* _Given request_
From the entries provided below, copy each line that contains the word "this".

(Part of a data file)
━━━

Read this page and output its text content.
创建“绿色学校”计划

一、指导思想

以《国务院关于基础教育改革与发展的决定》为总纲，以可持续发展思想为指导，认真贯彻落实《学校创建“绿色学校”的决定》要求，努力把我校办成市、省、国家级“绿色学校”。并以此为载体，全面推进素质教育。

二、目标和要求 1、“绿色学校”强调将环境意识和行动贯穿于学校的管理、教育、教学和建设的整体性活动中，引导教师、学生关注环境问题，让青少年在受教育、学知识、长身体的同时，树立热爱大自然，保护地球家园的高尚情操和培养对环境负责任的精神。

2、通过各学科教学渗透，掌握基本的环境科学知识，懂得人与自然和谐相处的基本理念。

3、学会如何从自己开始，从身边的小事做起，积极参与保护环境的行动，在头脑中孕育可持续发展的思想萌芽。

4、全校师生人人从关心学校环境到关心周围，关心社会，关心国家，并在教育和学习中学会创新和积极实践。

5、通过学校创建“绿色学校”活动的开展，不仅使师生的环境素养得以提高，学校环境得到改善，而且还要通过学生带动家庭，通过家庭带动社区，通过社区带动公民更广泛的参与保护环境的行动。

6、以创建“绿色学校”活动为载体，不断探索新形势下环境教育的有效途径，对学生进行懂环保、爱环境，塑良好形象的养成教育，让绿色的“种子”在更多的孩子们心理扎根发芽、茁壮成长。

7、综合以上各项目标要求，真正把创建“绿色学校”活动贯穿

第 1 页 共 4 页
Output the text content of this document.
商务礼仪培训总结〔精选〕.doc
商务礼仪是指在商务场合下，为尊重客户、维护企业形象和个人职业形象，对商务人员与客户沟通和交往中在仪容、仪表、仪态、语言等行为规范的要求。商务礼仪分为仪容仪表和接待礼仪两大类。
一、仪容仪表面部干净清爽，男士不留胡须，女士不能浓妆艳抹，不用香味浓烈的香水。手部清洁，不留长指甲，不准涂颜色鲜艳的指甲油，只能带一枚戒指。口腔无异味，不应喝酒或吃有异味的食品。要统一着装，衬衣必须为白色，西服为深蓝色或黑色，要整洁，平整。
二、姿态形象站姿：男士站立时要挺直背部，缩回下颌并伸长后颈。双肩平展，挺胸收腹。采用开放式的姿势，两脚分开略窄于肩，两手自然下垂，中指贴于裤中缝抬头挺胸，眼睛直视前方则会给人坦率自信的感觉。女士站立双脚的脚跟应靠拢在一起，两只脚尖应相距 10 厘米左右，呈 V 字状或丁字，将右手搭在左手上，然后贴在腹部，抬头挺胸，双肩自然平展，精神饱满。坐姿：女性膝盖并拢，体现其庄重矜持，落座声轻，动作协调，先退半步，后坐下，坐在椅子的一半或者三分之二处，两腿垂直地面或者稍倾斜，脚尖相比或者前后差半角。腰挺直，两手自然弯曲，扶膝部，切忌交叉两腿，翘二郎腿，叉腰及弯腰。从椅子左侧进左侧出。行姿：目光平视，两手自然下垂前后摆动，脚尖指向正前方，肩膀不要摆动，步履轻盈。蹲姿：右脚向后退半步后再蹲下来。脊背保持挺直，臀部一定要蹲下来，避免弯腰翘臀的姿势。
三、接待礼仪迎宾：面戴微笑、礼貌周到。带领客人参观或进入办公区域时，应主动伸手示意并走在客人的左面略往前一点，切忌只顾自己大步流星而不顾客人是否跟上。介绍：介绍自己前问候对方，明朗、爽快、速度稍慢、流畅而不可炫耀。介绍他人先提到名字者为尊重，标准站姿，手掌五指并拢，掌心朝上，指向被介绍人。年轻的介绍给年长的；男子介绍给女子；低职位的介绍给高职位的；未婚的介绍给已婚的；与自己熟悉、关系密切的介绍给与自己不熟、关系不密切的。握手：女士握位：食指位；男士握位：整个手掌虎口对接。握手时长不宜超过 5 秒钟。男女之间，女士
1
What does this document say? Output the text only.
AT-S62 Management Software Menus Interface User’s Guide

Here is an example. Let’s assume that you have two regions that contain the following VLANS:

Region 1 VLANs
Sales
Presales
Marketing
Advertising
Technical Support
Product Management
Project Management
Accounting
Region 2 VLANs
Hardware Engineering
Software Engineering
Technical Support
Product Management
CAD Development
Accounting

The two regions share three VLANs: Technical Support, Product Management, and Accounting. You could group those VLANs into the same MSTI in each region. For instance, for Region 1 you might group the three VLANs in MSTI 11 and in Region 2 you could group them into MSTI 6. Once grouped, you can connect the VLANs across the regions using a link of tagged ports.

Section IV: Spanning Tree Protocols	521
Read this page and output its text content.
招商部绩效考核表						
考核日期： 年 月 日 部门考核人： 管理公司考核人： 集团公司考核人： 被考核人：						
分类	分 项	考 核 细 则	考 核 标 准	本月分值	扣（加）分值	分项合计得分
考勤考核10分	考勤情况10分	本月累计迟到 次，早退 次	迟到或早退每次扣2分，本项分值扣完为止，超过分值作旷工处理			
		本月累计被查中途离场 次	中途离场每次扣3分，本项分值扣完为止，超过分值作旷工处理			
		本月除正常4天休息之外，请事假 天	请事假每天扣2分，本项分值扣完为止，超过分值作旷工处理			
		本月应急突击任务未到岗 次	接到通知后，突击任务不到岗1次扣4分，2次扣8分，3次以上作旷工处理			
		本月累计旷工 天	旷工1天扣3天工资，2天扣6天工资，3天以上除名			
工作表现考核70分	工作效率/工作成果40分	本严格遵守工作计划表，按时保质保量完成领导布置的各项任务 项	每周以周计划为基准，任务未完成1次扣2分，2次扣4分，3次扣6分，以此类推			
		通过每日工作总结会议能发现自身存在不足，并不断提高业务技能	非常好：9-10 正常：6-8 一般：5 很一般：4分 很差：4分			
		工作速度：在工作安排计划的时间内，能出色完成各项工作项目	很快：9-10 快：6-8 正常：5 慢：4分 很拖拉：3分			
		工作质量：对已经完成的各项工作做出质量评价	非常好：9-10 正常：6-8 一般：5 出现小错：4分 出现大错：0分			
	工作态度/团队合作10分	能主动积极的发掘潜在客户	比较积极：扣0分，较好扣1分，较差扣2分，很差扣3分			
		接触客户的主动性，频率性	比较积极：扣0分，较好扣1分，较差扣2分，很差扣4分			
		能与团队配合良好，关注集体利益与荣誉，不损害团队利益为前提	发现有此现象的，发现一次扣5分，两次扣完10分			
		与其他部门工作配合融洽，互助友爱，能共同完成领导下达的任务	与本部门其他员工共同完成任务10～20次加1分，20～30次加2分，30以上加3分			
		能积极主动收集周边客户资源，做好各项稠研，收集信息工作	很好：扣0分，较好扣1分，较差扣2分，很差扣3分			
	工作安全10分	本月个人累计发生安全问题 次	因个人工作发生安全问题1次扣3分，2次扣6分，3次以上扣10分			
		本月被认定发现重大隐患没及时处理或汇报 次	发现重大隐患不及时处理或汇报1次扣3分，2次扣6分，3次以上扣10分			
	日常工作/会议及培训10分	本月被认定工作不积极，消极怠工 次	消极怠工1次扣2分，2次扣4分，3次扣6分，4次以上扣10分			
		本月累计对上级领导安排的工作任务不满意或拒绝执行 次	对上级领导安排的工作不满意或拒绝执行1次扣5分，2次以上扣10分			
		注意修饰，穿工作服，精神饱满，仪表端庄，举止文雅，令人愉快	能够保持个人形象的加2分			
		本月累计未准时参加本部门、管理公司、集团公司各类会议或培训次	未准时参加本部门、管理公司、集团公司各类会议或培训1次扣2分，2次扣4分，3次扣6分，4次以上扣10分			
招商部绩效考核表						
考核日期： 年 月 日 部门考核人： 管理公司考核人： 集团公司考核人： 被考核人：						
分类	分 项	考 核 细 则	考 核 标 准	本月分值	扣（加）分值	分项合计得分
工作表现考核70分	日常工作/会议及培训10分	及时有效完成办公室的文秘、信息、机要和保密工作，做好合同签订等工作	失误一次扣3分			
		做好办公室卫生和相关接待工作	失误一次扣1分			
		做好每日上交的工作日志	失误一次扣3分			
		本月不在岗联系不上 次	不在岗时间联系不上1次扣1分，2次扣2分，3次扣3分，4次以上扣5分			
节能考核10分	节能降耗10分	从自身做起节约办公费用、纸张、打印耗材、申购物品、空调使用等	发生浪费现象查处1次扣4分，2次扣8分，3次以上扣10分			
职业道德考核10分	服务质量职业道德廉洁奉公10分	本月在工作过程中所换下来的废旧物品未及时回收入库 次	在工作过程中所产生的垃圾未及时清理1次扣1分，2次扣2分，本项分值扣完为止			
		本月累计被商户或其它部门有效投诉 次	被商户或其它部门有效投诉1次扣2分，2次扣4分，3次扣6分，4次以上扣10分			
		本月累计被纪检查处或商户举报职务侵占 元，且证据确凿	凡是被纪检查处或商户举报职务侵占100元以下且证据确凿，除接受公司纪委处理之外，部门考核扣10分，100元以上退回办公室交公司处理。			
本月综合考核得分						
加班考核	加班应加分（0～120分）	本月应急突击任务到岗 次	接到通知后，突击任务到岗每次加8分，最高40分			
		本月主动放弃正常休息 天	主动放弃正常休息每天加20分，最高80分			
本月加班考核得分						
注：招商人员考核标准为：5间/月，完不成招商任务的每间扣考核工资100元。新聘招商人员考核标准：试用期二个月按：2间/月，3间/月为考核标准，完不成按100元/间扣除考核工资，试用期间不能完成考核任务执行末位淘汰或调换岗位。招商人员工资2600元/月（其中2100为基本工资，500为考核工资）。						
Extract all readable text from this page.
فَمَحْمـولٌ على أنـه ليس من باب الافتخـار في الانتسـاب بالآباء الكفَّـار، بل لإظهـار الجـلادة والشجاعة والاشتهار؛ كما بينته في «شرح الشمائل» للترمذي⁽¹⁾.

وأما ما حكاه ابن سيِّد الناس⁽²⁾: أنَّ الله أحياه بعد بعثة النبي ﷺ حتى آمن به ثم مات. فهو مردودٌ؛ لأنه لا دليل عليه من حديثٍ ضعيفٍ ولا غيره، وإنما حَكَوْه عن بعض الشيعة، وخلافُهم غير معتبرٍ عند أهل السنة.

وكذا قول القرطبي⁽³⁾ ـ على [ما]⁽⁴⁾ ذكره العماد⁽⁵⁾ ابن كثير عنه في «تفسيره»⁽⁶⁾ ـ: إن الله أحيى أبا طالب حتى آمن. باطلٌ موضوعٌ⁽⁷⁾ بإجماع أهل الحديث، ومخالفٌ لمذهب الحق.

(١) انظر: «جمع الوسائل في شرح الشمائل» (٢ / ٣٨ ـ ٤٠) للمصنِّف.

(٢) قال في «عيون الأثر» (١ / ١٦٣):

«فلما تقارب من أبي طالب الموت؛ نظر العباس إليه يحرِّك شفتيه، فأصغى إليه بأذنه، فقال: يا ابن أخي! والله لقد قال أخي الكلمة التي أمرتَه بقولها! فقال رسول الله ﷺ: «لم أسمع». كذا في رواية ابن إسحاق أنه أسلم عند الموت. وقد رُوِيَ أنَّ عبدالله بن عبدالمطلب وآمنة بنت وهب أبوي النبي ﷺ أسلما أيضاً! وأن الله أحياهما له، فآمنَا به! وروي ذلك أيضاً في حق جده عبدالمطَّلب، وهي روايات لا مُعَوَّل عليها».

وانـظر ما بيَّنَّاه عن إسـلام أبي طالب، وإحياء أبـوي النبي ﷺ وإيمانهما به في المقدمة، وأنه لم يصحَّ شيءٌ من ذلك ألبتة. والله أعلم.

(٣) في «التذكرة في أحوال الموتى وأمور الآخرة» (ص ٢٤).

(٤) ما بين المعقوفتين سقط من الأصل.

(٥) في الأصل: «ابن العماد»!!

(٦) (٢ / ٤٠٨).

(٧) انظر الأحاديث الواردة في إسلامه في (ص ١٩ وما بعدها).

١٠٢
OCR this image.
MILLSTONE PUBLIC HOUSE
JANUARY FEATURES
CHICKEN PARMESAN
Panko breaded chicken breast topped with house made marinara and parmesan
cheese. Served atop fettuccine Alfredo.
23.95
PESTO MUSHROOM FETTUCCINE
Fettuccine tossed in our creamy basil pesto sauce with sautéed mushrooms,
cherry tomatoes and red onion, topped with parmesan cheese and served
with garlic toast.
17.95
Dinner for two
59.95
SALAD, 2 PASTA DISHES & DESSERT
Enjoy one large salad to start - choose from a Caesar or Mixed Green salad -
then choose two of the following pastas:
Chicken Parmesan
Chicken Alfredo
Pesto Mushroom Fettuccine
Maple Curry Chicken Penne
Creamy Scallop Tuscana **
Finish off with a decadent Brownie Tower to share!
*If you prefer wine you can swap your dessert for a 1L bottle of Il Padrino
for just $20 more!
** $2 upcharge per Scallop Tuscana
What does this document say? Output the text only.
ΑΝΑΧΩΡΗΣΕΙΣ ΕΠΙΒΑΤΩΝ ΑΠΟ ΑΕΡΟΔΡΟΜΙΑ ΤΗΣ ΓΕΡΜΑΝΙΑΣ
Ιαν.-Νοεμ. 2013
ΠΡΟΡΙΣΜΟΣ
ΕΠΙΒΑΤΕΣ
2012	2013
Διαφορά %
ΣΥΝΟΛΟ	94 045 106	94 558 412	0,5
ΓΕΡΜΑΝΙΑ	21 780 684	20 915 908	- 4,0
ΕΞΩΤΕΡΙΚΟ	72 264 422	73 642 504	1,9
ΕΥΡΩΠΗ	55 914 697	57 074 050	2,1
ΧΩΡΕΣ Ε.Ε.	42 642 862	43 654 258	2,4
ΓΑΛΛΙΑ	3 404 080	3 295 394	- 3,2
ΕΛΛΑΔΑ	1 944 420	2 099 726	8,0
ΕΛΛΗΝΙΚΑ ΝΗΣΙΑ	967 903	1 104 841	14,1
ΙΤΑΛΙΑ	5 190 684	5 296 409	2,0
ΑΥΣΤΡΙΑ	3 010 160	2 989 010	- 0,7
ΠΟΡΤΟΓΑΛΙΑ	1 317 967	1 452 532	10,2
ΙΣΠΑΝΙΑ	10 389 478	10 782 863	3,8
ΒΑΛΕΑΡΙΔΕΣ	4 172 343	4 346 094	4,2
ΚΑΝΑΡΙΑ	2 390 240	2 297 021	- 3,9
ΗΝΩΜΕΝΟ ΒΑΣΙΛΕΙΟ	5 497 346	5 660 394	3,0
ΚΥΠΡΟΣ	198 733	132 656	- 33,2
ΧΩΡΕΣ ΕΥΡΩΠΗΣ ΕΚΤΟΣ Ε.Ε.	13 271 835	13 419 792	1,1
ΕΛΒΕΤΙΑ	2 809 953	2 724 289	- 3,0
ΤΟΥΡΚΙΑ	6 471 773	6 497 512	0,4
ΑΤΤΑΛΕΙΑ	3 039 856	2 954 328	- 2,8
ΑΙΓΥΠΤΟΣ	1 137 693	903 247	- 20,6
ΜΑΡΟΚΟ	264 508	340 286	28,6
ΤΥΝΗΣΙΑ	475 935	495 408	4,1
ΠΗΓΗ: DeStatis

━━━

* _Finished task_
Read this page and output its text content.
Output the text content of this document.
What does this document say? Output the text only.
Read this page and output its text content.
Extract all readable text from this page.
OCR this image.
What does this document say? Output the text only.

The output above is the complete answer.